Copy out every line that contains the word "PRESSÃO".

## start Information supplied

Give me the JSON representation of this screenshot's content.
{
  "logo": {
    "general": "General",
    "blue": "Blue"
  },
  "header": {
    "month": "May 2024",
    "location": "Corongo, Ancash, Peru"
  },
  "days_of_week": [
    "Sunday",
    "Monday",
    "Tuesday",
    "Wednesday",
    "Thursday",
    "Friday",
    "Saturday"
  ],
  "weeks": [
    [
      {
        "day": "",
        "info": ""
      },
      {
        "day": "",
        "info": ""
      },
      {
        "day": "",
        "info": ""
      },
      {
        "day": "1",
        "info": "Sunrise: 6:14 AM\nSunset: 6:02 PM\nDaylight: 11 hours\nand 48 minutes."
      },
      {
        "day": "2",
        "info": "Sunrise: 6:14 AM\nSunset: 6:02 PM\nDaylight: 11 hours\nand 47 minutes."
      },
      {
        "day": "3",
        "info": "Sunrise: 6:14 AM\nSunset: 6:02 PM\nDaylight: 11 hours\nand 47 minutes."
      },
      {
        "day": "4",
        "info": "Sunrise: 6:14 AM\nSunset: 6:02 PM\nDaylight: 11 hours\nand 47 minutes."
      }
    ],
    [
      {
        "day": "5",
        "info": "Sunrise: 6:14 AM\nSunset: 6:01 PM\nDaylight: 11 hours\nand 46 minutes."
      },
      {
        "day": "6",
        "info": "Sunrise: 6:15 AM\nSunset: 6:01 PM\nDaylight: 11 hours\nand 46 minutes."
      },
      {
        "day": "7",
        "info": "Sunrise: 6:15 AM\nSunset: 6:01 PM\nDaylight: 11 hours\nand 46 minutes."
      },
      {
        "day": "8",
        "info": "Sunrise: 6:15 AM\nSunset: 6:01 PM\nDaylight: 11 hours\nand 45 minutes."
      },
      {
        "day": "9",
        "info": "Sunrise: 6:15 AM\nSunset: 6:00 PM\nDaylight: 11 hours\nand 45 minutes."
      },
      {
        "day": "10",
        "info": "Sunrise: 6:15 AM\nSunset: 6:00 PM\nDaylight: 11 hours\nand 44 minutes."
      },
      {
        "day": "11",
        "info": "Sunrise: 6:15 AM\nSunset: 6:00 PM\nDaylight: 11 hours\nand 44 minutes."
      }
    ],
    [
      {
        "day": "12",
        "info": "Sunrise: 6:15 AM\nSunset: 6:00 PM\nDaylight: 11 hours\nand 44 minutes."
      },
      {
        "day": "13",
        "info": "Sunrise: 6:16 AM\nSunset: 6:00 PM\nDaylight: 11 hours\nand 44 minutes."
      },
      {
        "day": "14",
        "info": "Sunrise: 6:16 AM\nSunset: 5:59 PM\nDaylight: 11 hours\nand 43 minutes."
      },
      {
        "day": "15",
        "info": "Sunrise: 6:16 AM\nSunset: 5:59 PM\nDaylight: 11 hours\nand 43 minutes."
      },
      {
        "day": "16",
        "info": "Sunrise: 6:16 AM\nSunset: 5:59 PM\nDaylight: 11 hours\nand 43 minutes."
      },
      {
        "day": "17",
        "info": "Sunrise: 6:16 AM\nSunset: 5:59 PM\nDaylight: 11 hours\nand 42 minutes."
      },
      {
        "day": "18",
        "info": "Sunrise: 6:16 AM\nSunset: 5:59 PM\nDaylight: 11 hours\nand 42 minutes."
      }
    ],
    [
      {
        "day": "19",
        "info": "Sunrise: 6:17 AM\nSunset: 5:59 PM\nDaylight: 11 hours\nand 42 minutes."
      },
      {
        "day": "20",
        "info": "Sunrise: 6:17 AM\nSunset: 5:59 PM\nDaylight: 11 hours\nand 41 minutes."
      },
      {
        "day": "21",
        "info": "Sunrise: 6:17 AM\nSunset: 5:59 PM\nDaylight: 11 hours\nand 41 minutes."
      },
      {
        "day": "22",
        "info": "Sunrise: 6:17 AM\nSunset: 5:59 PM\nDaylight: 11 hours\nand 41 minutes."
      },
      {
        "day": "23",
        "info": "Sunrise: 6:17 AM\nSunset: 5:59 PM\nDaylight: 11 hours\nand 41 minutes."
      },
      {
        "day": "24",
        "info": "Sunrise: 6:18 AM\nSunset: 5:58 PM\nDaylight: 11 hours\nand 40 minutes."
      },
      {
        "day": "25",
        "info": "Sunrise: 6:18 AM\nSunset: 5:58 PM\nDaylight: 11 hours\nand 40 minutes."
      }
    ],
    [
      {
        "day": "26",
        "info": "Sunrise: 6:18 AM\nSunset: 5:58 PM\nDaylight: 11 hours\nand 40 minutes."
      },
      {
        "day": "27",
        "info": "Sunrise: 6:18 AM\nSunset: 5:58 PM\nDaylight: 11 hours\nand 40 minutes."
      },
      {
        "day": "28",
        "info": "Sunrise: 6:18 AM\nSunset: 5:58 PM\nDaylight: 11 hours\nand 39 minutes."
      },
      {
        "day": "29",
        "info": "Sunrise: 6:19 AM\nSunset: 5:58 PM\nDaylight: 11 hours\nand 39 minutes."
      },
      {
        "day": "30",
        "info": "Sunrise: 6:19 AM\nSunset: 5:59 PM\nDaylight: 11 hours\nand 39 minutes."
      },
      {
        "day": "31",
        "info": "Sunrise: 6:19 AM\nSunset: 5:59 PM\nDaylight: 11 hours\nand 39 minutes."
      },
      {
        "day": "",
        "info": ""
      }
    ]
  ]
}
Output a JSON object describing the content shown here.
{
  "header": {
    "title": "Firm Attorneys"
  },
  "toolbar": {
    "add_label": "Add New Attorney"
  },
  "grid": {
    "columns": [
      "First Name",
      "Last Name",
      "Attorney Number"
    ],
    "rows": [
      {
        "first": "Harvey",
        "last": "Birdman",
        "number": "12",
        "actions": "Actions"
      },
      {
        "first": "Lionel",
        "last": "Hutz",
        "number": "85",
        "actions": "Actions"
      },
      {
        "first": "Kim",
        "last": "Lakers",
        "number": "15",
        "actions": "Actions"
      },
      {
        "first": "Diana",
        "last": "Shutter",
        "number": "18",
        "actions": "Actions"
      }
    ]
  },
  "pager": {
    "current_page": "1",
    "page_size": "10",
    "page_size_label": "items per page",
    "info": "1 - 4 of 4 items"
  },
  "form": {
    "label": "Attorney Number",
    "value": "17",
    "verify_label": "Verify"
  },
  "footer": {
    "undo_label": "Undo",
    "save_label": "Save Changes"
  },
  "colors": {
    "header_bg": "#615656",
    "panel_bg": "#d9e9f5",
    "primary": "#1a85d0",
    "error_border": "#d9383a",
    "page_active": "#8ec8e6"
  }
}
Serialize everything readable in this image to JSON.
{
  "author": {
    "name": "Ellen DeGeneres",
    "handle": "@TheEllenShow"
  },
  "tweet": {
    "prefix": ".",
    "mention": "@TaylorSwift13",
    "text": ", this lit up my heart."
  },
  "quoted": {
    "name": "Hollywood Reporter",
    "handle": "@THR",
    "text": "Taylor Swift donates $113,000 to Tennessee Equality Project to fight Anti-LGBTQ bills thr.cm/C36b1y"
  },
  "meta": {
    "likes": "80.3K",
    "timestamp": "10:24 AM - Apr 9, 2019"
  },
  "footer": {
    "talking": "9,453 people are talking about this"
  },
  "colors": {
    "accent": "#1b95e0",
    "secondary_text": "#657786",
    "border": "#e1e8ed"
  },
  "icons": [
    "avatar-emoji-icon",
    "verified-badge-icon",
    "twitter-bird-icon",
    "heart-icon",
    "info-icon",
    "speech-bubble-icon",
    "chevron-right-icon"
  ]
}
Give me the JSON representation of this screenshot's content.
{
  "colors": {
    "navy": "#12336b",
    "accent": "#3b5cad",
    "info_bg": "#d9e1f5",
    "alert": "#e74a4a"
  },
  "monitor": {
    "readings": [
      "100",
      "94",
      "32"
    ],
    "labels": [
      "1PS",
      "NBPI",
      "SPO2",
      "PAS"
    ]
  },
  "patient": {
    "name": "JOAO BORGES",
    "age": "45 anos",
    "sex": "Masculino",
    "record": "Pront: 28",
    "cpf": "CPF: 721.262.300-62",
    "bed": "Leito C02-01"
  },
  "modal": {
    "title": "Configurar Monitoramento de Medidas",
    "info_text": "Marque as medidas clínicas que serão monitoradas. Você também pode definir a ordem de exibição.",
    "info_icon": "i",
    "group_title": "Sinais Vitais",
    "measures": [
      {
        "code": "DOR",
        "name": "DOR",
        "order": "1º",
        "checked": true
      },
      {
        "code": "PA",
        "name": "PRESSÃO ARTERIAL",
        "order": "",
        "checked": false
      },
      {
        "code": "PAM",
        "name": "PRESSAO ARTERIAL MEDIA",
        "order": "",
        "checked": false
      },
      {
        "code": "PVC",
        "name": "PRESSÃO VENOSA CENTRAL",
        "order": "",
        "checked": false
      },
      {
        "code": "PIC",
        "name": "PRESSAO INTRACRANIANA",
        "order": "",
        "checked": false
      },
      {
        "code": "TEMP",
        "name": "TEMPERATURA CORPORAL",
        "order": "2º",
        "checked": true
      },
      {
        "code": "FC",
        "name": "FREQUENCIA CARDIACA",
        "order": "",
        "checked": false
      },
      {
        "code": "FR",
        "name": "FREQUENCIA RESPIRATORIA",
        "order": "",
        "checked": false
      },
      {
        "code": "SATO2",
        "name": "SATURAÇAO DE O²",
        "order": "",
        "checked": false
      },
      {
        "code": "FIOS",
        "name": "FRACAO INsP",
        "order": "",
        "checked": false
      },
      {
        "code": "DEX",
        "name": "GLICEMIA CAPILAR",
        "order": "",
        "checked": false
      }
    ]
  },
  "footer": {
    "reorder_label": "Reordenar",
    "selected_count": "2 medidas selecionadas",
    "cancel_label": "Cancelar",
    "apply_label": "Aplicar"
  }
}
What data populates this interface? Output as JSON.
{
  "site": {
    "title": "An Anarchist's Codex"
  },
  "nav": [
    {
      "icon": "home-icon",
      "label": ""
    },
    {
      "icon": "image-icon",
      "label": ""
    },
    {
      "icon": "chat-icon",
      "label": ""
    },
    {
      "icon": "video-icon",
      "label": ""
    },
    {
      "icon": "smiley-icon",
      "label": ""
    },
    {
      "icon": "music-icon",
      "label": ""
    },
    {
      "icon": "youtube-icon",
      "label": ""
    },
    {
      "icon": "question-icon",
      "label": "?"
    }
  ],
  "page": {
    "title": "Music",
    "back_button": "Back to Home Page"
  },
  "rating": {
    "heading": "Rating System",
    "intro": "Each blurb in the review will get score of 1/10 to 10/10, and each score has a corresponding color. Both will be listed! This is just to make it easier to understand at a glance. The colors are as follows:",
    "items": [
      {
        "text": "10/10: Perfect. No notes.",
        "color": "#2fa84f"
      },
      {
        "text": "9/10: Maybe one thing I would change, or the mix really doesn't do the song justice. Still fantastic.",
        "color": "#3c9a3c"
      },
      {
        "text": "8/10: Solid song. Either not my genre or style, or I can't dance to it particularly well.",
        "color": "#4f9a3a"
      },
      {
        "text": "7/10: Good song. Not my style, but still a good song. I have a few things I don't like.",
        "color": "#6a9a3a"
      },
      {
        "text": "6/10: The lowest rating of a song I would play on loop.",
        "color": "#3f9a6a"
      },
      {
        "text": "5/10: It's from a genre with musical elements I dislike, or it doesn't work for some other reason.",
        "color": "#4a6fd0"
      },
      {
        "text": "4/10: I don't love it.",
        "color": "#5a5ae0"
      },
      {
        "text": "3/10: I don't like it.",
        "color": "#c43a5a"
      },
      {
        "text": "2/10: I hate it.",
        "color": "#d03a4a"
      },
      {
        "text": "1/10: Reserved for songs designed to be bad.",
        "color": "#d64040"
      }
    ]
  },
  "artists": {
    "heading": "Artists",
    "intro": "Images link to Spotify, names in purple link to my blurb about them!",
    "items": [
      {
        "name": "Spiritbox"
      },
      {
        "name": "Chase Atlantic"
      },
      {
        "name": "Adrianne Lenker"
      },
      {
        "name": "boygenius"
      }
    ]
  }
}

## end Information supplied

## Output of the exercise
        "name": "PRESSÃO ARTERIAL",
        "name": "PRESSÃO VENOSA CENTRAL",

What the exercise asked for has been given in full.